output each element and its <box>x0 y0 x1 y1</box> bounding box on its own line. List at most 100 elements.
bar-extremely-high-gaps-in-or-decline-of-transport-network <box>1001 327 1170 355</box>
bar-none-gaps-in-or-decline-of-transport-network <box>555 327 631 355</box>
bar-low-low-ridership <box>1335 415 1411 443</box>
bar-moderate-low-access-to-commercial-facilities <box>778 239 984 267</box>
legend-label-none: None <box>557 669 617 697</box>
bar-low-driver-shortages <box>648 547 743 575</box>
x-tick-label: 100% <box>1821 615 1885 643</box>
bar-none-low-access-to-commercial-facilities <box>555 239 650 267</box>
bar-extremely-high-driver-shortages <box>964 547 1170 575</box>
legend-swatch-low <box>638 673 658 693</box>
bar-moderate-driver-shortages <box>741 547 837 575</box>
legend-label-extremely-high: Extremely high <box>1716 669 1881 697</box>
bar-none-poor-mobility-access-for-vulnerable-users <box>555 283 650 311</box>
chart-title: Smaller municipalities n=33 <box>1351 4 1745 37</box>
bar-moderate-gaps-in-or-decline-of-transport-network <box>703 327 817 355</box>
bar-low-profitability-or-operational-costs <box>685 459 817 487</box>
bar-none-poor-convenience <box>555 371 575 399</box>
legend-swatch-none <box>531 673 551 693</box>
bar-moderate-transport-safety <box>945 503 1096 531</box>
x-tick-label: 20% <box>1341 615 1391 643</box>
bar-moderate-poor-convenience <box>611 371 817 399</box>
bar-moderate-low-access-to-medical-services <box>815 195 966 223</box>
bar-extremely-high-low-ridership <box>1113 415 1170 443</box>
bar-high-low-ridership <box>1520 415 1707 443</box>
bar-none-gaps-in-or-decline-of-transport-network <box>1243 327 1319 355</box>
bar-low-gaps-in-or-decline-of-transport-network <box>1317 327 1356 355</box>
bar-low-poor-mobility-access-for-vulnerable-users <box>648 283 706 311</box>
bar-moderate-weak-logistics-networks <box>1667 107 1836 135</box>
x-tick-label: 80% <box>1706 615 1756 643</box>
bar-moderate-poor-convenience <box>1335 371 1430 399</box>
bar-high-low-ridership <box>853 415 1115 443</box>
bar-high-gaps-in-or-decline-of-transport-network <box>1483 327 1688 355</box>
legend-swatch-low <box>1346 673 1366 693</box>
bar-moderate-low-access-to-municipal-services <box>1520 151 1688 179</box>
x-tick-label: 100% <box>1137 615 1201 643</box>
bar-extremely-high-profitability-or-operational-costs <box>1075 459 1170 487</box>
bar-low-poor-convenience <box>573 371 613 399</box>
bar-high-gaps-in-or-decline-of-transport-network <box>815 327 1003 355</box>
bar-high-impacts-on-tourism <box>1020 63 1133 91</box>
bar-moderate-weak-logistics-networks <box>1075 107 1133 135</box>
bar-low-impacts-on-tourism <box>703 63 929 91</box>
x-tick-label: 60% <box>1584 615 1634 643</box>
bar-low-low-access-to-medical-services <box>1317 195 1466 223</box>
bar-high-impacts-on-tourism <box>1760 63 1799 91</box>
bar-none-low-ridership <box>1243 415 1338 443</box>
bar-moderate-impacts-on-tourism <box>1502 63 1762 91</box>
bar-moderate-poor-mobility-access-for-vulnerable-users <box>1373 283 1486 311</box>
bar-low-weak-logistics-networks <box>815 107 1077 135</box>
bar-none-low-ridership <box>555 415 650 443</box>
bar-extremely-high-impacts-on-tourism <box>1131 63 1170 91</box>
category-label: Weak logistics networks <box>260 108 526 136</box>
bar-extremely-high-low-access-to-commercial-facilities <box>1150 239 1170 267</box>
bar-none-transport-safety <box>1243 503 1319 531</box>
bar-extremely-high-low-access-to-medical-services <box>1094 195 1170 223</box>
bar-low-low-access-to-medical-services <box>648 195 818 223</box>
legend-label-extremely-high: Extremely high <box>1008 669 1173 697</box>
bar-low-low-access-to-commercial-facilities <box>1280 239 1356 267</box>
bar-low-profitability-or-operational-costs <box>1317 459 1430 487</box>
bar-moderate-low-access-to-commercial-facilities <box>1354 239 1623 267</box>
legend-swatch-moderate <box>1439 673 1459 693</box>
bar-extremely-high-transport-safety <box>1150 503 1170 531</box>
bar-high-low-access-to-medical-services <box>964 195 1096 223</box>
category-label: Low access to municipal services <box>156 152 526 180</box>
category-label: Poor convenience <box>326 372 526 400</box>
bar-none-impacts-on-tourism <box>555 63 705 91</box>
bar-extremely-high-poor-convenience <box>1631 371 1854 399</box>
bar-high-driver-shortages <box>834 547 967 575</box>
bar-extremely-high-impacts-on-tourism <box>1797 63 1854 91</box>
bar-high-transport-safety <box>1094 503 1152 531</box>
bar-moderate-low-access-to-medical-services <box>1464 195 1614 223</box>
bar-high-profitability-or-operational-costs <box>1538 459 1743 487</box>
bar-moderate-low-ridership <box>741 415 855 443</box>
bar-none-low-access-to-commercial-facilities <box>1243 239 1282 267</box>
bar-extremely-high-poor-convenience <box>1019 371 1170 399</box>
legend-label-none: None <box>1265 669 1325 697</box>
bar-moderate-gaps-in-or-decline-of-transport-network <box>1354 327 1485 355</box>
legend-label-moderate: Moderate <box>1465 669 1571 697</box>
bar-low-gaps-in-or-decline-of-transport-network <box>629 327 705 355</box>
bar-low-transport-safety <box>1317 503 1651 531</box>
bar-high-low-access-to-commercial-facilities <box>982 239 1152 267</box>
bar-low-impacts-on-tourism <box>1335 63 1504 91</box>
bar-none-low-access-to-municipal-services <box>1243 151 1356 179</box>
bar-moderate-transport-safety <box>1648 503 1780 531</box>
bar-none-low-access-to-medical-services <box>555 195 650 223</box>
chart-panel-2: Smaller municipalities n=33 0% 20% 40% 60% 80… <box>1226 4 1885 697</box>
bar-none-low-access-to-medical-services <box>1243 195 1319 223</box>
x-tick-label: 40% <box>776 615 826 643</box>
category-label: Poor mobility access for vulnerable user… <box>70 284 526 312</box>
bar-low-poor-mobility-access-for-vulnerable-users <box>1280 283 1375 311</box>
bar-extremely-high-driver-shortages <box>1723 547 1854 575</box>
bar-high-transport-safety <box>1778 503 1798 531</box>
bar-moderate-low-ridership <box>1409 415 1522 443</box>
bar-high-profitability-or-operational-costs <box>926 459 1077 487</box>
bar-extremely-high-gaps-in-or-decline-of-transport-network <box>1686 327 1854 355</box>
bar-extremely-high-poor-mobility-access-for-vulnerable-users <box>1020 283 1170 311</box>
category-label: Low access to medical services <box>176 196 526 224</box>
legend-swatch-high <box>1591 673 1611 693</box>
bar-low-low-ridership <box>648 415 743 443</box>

§

### [Your objective]
Copy out, in full, every line of the material above that contains the string "chart".

### [Response for this exercise]
chart-title: Smaller municipalities n=33 <box>1351 4 1745 37</box>
chart-panel-2: Smaller municipalities n=33 0% 20% 40% 60% 80… <box>1226 4 1885 697</box>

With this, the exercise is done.